(begin)

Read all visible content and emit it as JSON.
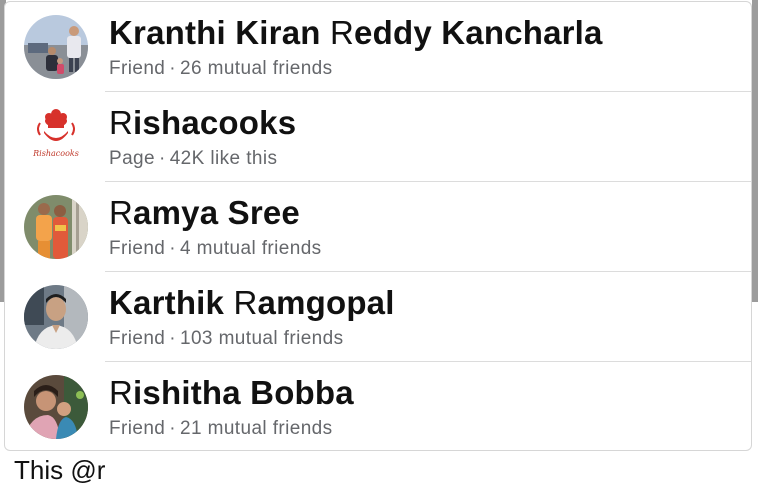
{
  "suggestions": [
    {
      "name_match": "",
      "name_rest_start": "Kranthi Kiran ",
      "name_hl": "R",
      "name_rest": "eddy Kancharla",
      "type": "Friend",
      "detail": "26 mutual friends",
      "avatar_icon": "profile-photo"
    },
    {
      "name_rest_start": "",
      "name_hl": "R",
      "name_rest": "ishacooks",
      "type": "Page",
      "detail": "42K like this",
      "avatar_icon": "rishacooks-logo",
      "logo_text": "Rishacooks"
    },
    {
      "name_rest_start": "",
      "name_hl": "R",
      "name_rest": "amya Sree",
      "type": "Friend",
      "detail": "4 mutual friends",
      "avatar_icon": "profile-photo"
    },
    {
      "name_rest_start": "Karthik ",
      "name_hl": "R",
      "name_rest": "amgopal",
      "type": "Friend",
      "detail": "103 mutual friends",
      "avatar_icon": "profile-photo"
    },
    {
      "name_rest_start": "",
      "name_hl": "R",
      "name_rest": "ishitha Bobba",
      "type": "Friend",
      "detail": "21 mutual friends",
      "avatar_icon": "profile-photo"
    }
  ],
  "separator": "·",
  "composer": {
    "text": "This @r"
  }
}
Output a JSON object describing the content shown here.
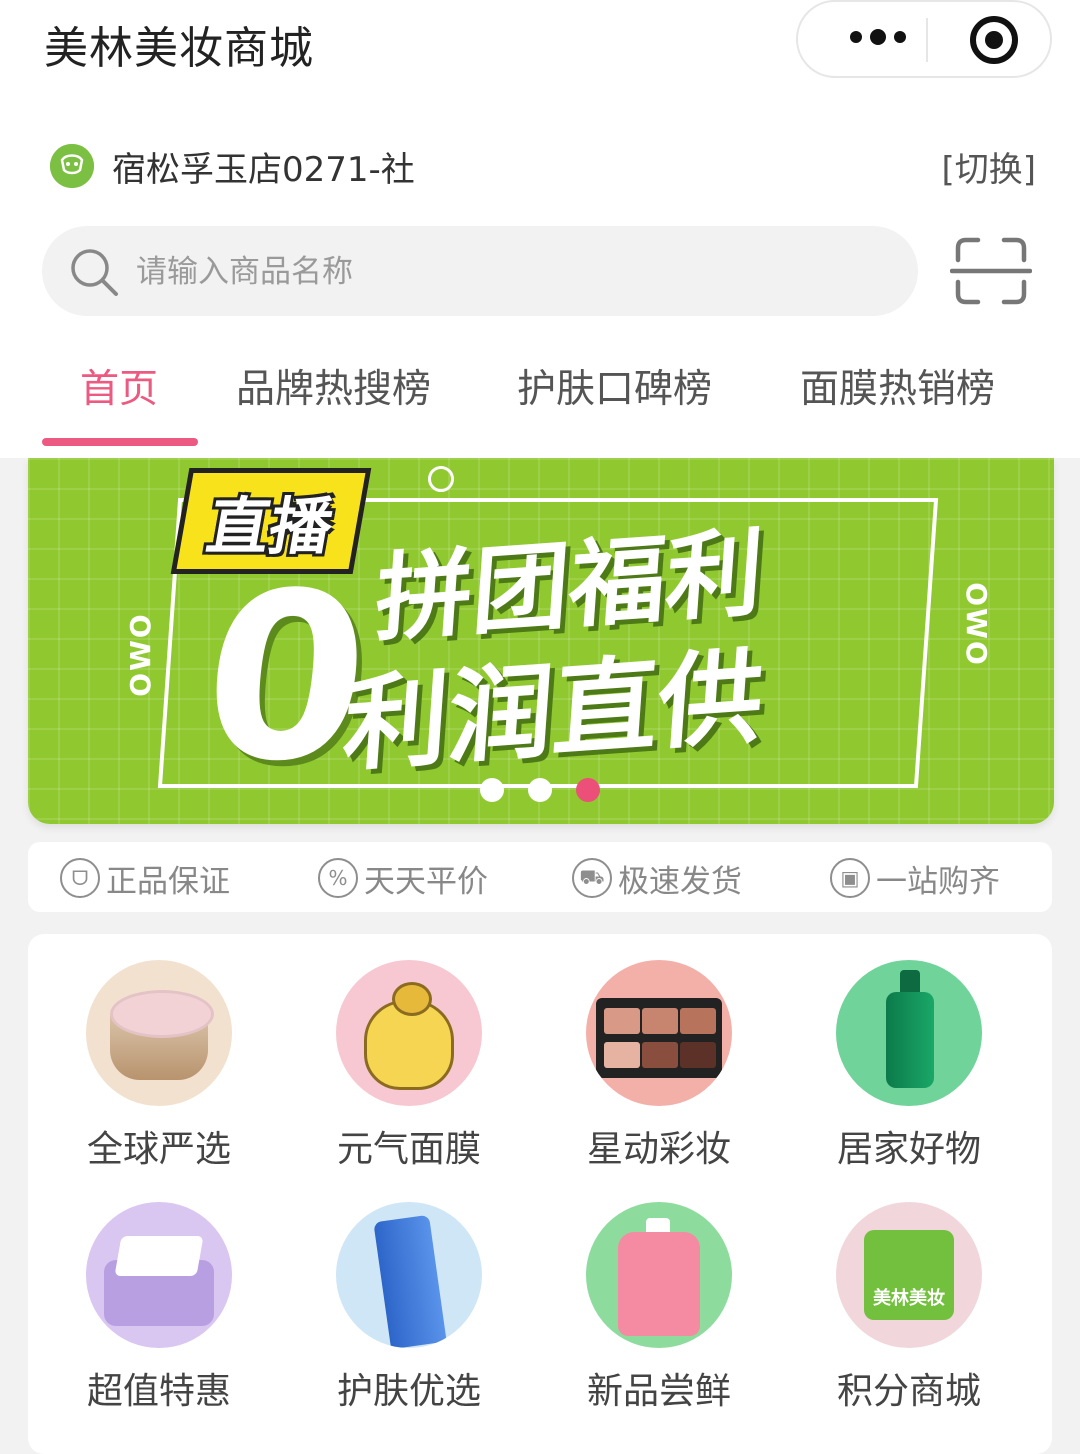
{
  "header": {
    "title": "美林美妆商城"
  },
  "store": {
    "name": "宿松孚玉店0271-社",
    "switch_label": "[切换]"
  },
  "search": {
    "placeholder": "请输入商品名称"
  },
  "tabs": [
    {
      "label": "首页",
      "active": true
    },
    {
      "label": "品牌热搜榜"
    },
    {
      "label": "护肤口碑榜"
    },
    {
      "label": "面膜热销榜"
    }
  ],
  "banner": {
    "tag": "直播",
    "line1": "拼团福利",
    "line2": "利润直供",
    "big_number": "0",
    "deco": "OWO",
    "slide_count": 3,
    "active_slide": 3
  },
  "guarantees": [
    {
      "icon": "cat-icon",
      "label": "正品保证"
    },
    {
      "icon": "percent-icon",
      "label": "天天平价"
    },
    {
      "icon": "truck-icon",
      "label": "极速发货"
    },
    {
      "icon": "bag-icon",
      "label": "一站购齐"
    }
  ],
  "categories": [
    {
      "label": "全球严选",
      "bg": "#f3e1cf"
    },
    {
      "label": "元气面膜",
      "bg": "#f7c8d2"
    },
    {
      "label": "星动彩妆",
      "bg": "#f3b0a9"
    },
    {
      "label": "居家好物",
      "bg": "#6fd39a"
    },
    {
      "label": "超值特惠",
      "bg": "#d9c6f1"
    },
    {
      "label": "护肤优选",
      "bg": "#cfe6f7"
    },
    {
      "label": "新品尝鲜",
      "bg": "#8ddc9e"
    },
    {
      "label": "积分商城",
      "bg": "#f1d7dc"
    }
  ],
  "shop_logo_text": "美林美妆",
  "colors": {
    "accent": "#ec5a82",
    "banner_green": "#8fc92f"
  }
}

(end)

__Set problem__: Write out the lines of the listing from the one that holds "Output a JSON" to the very last line, both included, exactly as they appear and without any pictures.

__Final result__:
Output a JSON object describing the content shown here.
{
  "header": {
    "title": "美林美妆商城"
  },
  "store": {
    "name": "宿松孚玉店0271-社",
    "switch_label": "[切换]"
  },
  "search": {
    "placeholder": "请输入商品名称"
  },
  "tabs": [
    {
      "label": "首页",
      "active": true
    },
    {
      "label": "品牌热搜榜"
    },
    {
      "label": "护肤口碑榜"
    },
    {
      "label": "面膜热销榜"
    }
  ],
  "banner": {
    "tag": "直播",
    "line1": "拼团福利",
    "line2": "利润直供",
    "big_number": "0",
    "deco": "OWO",
    "slide_count": 3,
    "active_slide": 3
  },
  "guarantees": [
    {
      "icon": "cat-icon",
      "label": "正品保证"
    },
    {
      "icon": "percent-icon",
      "label": "天天平价"
    },
    {
      "icon": "truck-icon",
      "label": "极速发货"
    },
    {
      "icon": "bag-icon",
      "label": "一站购齐"
    }
  ],
  "categories": [
    {
      "label": "全球严选",
      "bg": "#f3e1cf"
    },
    {
      "label": "元气面膜",
      "bg": "#f7c8d2"
    },
    {
      "label": "星动彩妆",
      "bg": "#f3b0a9"
    },
    {
      "label": "居家好物",
      "bg": "#6fd39a"
    },
    {
      "label": "超值特惠",
      "bg": "#d9c6f1"
    },
    {
      "label": "护肤优选",
      "bg": "#cfe6f7"
    },
    {
      "label": "新品尝鲜",
      "bg": "#8ddc9e"
    },
    {
      "label": "积分商城",
      "bg": "#f1d7dc"
    }
  ],
  "shop_logo_text": "美林美妆",
  "colors": {
    "accent": "#ec5a82",
    "banner_green": "#8fc92f"
  }
}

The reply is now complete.